GIVEN INSTRUCTION:
Give the data below again exactly as it stands. Omit the pictures.

Figure contents as structured data:
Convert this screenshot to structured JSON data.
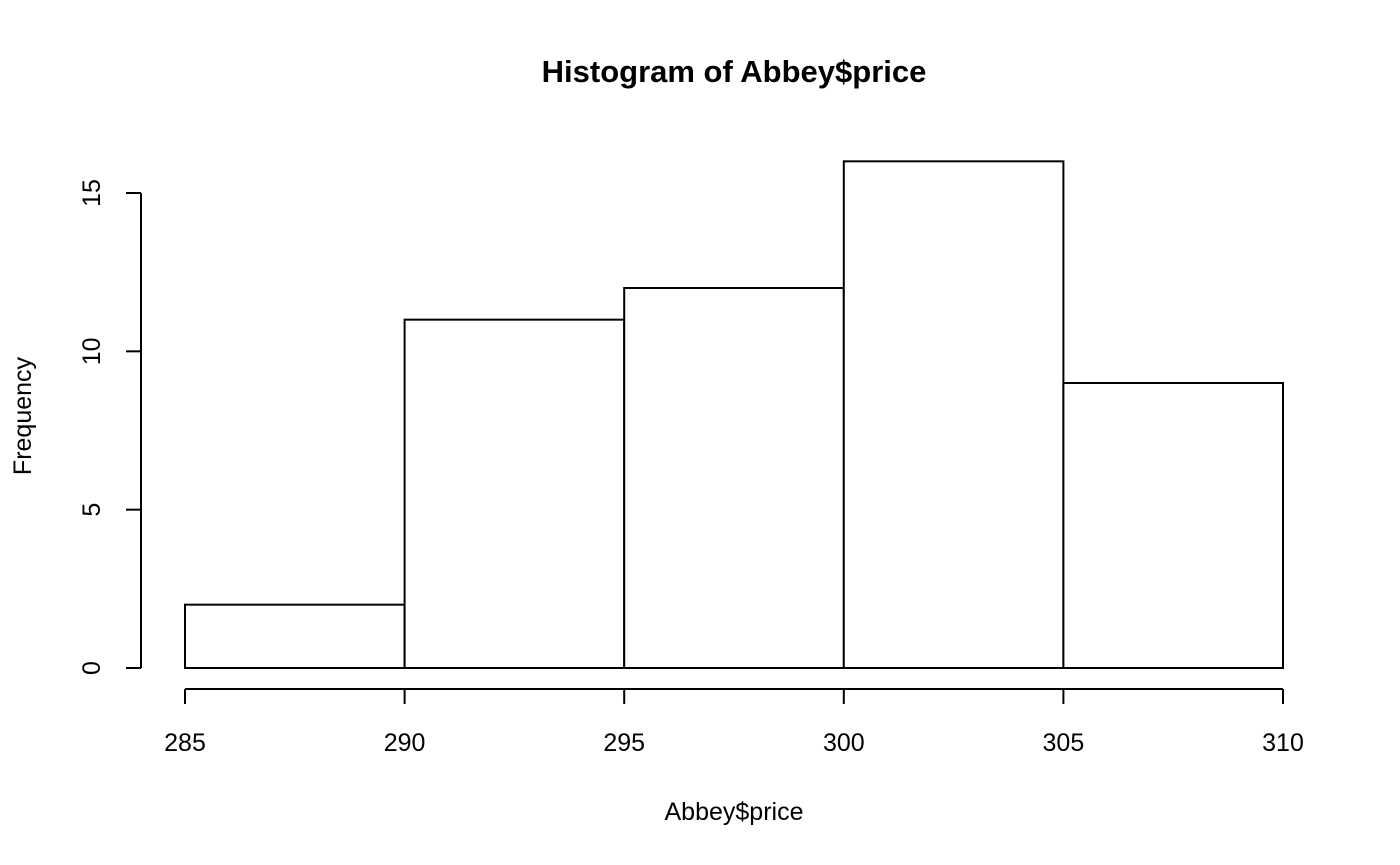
{
  "chart_data": {
    "type": "bar",
    "title": "Histogram of Abbey$price",
    "xlabel": "Abbey$price",
    "ylabel": "Frequency",
    "bins": [
      {
        "from": 285,
        "to": 290,
        "count": 2
      },
      {
        "from": 290,
        "to": 295,
        "count": 11
      },
      {
        "from": 295,
        "to": 300,
        "count": 12
      },
      {
        "from": 300,
        "to": 305,
        "count": 16
      },
      {
        "from": 305,
        "to": 310,
        "count": 9
      }
    ],
    "xlim": [
      285,
      310
    ],
    "ylim": [
      0,
      16
    ],
    "xticks": [
      "285",
      "290",
      "295",
      "300",
      "305",
      "310"
    ],
    "yticks": [
      "0",
      "5",
      "10",
      "15"
    ],
    "grid": false,
    "legend": "none",
    "colors": {
      "bar_fill": "#ffffff",
      "bar_stroke": "#000000",
      "axis": "#000000",
      "text": "#000000"
    }
  }
}
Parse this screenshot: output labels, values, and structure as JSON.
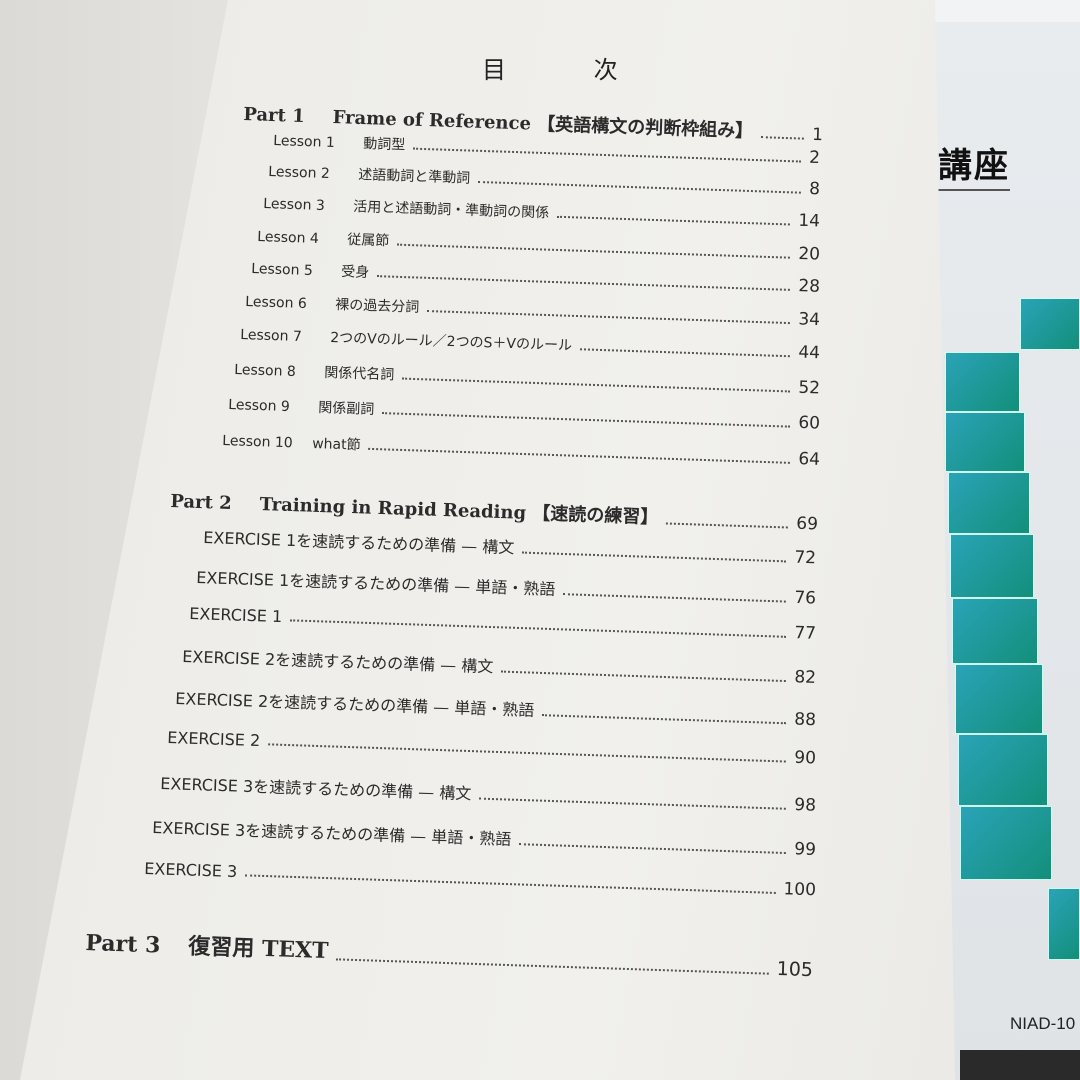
{
  "toc": {
    "title": "目 次",
    "part1": {
      "number": "Part 1",
      "title": "Frame of Reference 【英語構文の判断枠組み】",
      "page": "1"
    },
    "lessons": [
      {
        "number": "Lesson 1",
        "title": "動詞型",
        "page": "2"
      },
      {
        "number": "Lesson 2",
        "title": "述語動詞と準動詞",
        "page": "8"
      },
      {
        "number": "Lesson 3",
        "title": "活用と述語動詞・準動詞の関係",
        "page": "14"
      },
      {
        "number": "Lesson 4",
        "title": "従属節",
        "page": "20"
      },
      {
        "number": "Lesson 5",
        "title": "受身",
        "page": "28"
      },
      {
        "number": "Lesson 6",
        "title": "裸の過去分詞",
        "page": "34"
      },
      {
        "number": "Lesson 7",
        "title": "2つのVのルール／2つのS＋Vのルール",
        "page": "44"
      },
      {
        "number": "Lesson 8",
        "title": "関係代名詞",
        "page": "52"
      },
      {
        "number": "Lesson 9",
        "title": "関係副詞",
        "page": "60"
      },
      {
        "number": "Lesson 10",
        "title": "what節",
        "page": "64"
      }
    ],
    "part2": {
      "number": "Part 2",
      "title": "Training in Rapid Reading 【速読の練習】",
      "page": "69"
    },
    "exercises": [
      {
        "title": "EXERCISE 1を速読するための準備 — 構文",
        "page": "72"
      },
      {
        "title": "EXERCISE 1を速読するための準備 — 単語・熟語",
        "page": "76"
      },
      {
        "title": "EXERCISE 1",
        "page": "77"
      },
      {
        "title": "EXERCISE 2を速読するための準備 — 構文",
        "page": "82"
      },
      {
        "title": "EXERCISE 2を速読するための準備 — 単語・熟語",
        "page": "88"
      },
      {
        "title": "EXERCISE 2",
        "page": "90"
      },
      {
        "title": "EXERCISE 3を速読するための準備 — 構文",
        "page": "98"
      },
      {
        "title": "EXERCISE 3を速読するための準備 — 単語・熟語",
        "page": "99"
      },
      {
        "title": "EXERCISE 3",
        "page": "100"
      }
    ],
    "part3": {
      "number": "Part 3",
      "title": "復習用 TEXT",
      "page": "105"
    }
  },
  "cover": {
    "title": "講座",
    "code": "NIAD-10",
    "accent": "#1a9a8a"
  }
}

EXERCISE SOLUTION:
Convert this screenshot to structured JSON data.
{
  "chart_data": {
    "type": "bar",
    "title": "Histogram of Abbey$price",
    "xlabel": "Abbey$price",
    "ylabel": "Frequency",
    "bins": [
      {
        "from": 285,
        "to": 290,
        "count": 2
      },
      {
        "from": 290,
        "to": 295,
        "count": 11
      },
      {
        "from": 295,
        "to": 300,
        "count": 12
      },
      {
        "from": 300,
        "to": 305,
        "count": 16
      },
      {
        "from": 305,
        "to": 310,
        "count": 9
      }
    ],
    "xlim": [
      285,
      310
    ],
    "ylim": [
      0,
      16
    ],
    "xticks": [
      "285",
      "290",
      "295",
      "300",
      "305",
      "310"
    ],
    "yticks": [
      "0",
      "5",
      "10",
      "15"
    ],
    "grid": false,
    "legend": "none",
    "colors": {
      "bar_fill": "#ffffff",
      "bar_stroke": "#000000",
      "axis": "#000000",
      "text": "#000000"
    }
  }
}
Parse this screenshot: output labels, values, and structure as JSON.
{
  "toc": {
    "title": "目 次",
    "part1": {
      "number": "Part 1",
      "title": "Frame of Reference 【英語構文の判断枠組み】",
      "page": "1"
    },
    "lessons": [
      {
        "number": "Lesson 1",
        "title": "動詞型",
        "page": "2"
      },
      {
        "number": "Lesson 2",
        "title": "述語動詞と準動詞",
        "page": "8"
      },
      {
        "number": "Lesson 3",
        "title": "活用と述語動詞・準動詞の関係",
        "page": "14"
      },
      {
        "number": "Lesson 4",
        "title": "従属節",
        "page": "20"
      },
      {
        "number": "Lesson 5",
        "title": "受身",
        "page": "28"
      },
      {
        "number": "Lesson 6",
        "title": "裸の過去分詞",
        "page": "34"
      },
      {
        "number": "Lesson 7",
        "title": "2つのVのルール／2つのS＋Vのルール",
        "page": "44"
      },
      {
        "number": "Lesson 8",
        "title": "関係代名詞",
        "page": "52"
      },
      {
        "number": "Lesson 9",
        "title": "関係副詞",
        "page": "60"
      },
      {
        "number": "Lesson 10",
        "title": "what節",
        "page": "64"
      }
    ],
    "part2": {
      "number": "Part 2",
      "title": "Training in Rapid Reading 【速読の練習】",
      "page": "69"
    },
    "exercises": [
      {
        "title": "EXERCISE 1を速読するための準備 — 構文",
        "page": "72"
      },
      {
        "title": "EXERCISE 1を速読するための準備 — 単語・熟語",
        "page": "76"
      },
      {
        "title": "EXERCISE 1",
        "page": "77"
      },
      {
        "title": "EXERCISE 2を速読するための準備 — 構文",
        "page": "82"
      },
      {
        "title": "EXERCISE 2を速読するための準備 — 単語・熟語",
        "page": "88"
      },
      {
        "title": "EXERCISE 2",
        "page": "90"
      },
      {
        "title": "EXERCISE 3を速読するための準備 — 構文",
        "page": "98"
      },
      {
        "title": "EXERCISE 3を速読するための準備 — 単語・熟語",
        "page": "99"
      },
      {
        "title": "EXERCISE 3",
        "page": "100"
      }
    ],
    "part3": {
      "number": "Part 3",
      "title": "復習用 TEXT",
      "page": "105"
    }
  },
  "cover": {
    "title": "講座",
    "code": "NIAD-10",
    "accent": "#1a9a8a"
  }
}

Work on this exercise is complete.